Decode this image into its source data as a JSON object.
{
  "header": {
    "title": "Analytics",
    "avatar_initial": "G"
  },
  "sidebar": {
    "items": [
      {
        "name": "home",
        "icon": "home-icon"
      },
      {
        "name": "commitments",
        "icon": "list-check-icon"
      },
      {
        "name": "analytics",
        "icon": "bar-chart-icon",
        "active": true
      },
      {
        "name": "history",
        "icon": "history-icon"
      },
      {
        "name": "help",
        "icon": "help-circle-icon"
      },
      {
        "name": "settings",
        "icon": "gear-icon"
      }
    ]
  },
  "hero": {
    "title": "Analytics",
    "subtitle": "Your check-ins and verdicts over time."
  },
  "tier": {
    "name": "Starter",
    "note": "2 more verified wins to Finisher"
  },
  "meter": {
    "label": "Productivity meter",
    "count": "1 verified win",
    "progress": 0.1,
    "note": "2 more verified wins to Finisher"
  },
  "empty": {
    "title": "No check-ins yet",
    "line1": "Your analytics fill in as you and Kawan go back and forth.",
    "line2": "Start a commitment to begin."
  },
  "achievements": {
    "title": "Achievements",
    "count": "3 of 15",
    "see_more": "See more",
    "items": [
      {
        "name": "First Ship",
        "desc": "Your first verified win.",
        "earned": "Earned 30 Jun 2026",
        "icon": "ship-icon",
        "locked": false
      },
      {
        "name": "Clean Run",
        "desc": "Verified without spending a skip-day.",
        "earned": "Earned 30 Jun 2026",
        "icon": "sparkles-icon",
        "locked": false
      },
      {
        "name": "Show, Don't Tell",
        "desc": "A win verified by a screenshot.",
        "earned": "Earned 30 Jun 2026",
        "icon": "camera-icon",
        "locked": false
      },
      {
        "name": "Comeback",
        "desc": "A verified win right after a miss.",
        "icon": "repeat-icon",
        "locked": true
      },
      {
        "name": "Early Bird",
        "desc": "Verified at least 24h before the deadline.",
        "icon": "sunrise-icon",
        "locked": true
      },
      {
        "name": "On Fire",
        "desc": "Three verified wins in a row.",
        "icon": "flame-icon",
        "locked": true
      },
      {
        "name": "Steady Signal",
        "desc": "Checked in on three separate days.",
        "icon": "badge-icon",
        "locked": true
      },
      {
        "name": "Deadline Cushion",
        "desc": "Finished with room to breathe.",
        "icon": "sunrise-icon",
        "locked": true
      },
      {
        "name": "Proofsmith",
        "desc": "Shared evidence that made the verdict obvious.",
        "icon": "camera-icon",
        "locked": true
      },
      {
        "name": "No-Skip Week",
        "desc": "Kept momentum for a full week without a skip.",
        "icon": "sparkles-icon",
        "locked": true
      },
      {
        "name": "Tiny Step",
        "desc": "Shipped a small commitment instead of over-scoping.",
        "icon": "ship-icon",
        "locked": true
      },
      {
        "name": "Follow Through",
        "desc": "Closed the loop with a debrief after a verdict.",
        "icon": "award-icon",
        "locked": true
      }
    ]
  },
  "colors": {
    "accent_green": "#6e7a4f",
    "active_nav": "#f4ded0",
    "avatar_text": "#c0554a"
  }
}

------------

Repeat the lines above exactly.

Decode this image into its source data as a JSON object.
{
  "header": {
    "title": "Analytics",
    "avatar_initial": "G"
  },
  "sidebar": {
    "items": [
      {
        "name": "home",
        "icon": "home-icon"
      },
      {
        "name": "commitments",
        "icon": "list-check-icon"
      },
      {
        "name": "analytics",
        "icon": "bar-chart-icon",
        "active": true
      },
      {
        "name": "history",
        "icon": "history-icon"
      },
      {
        "name": "help",
        "icon": "help-circle-icon"
      },
      {
        "name": "settings",
        "icon": "gear-icon"
      }
    ]
  },
  "hero": {
    "title": "Analytics",
    "subtitle": "Your check-ins and verdicts over time."
  },
  "tier": {
    "name": "Starter",
    "note": "2 more verified wins to Finisher"
  },
  "meter": {
    "label": "Productivity meter",
    "count": "1 verified win",
    "progress": 0.1,
    "note": "2 more verified wins to Finisher"
  },
  "empty": {
    "title": "No check-ins yet",
    "line1": "Your analytics fill in as you and Kawan go back and forth.",
    "line2": "Start a commitment to begin."
  },
  "achievements": {
    "title": "Achievements",
    "count": "3 of 15",
    "see_more": "See more",
    "items": [
      {
        "name": "First Ship",
        "desc": "Your first verified win.",
        "earned": "Earned 30 Jun 2026",
        "icon": "ship-icon",
        "locked": false
      },
      {
        "name": "Clean Run",
        "desc": "Verified without spending a skip-day.",
        "earned": "Earned 30 Jun 2026",
        "icon": "sparkles-icon",
        "locked": false
      },
      {
        "name": "Show, Don't Tell",
        "desc": "A win verified by a screenshot.",
        "earned": "Earned 30 Jun 2026",
        "icon": "camera-icon",
        "locked": false
      },
      {
        "name": "Comeback",
        "desc": "A verified win right after a miss.",
        "icon": "repeat-icon",
        "locked": true
      },
      {
        "name": "Early Bird",
        "desc": "Verified at least 24h before the deadline.",
        "icon": "sunrise-icon",
        "locked": true
      },
      {
        "name": "On Fire",
        "desc": "Three verified wins in a row.",
        "icon": "flame-icon",
        "locked": true
      },
      {
        "name": "Steady Signal",
        "desc": "Checked in on three separate days.",
        "icon": "badge-icon",
        "locked": true
      },
      {
        "name": "Deadline Cushion",
        "desc": "Finished with room to breathe.",
        "icon": "sunrise-icon",
        "locked": true
      },
      {
        "name": "Proofsmith",
        "desc": "Shared evidence that made the verdict obvious.",
        "icon": "camera-icon",
        "locked": true
      },
      {
        "name": "No-Skip Week",
        "desc": "Kept momentum for a full week without a skip.",
        "icon": "sparkles-icon",
        "locked": true
      },
      {
        "name": "Tiny Step",
        "desc": "Shipped a small commitment instead of over-scoping.",
        "icon": "ship-icon",
        "locked": true
      },
      {
        "name": "Follow Through",
        "desc": "Closed the loop with a debrief after a verdict.",
        "icon": "award-icon",
        "locked": true
      }
    ]
  },
  "colors": {
    "accent_green": "#6e7a4f",
    "active_nav": "#f4ded0",
    "avatar_text": "#c0554a"
  }
}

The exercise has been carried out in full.